● **Exercise requirements**
Can you transcribe every entry word for word, skipping the images?

● **Information shown**
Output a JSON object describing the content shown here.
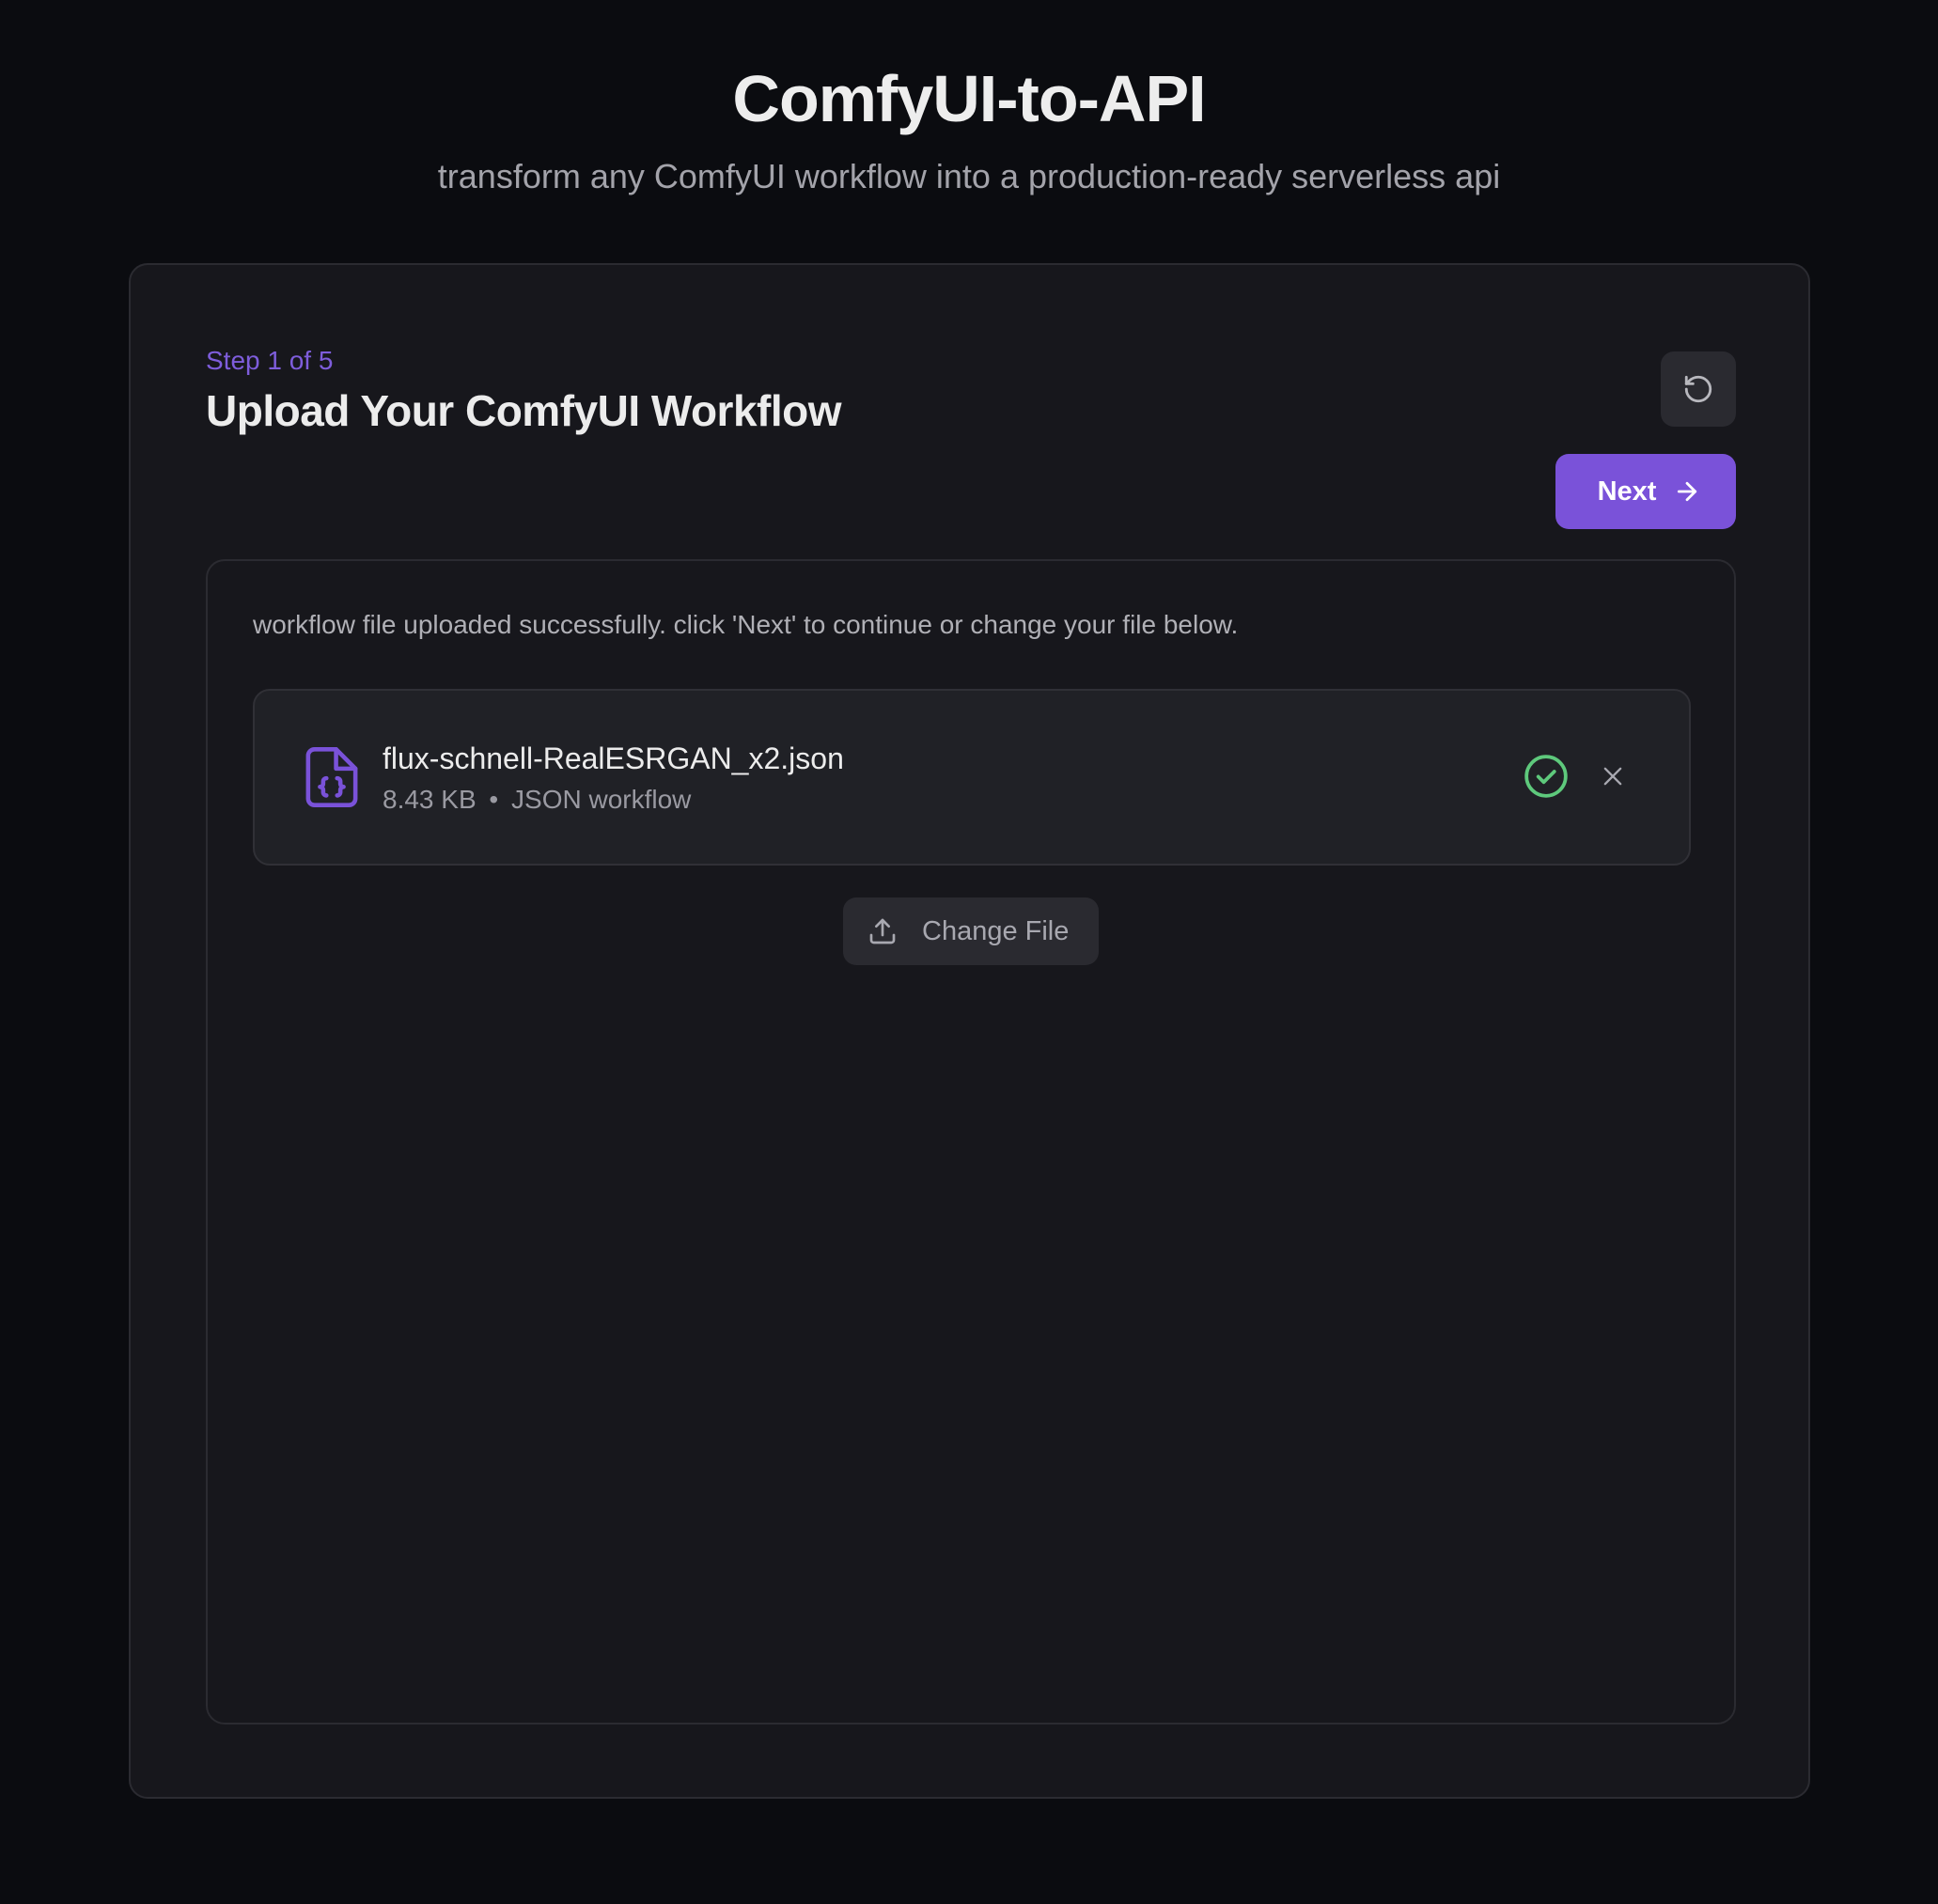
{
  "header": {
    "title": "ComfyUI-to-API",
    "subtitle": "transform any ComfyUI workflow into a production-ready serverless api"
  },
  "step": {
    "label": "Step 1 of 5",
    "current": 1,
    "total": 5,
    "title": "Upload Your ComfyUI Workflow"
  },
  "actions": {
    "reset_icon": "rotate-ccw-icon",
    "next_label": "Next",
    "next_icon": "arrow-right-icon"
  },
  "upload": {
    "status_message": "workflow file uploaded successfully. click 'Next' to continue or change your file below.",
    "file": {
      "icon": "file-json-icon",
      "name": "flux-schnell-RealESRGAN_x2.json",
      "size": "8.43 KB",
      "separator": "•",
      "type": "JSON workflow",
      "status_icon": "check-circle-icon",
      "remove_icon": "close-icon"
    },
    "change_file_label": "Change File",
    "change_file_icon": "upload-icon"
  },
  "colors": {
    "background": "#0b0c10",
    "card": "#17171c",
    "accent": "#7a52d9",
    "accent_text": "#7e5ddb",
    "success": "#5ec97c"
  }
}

● **Answer to the problem**
Output a JSON object describing the content shown here.
{
  "header": {
    "title": "ComfyUI-to-API",
    "subtitle": "transform any ComfyUI workflow into a production-ready serverless api"
  },
  "step": {
    "label": "Step 1 of 5",
    "current": 1,
    "total": 5,
    "title": "Upload Your ComfyUI Workflow"
  },
  "actions": {
    "reset_icon": "rotate-ccw-icon",
    "next_label": "Next",
    "next_icon": "arrow-right-icon"
  },
  "upload": {
    "status_message": "workflow file uploaded successfully. click 'Next' to continue or change your file below.",
    "file": {
      "icon": "file-json-icon",
      "name": "flux-schnell-RealESRGAN_x2.json",
      "size": "8.43 KB",
      "separator": "•",
      "type": "JSON workflow",
      "status_icon": "check-circle-icon",
      "remove_icon": "close-icon"
    },
    "change_file_label": "Change File",
    "change_file_icon": "upload-icon"
  },
  "colors": {
    "background": "#0b0c10",
    "card": "#17171c",
    "accent": "#7a52d9",
    "accent_text": "#7e5ddb",
    "success": "#5ec97c"
  }
}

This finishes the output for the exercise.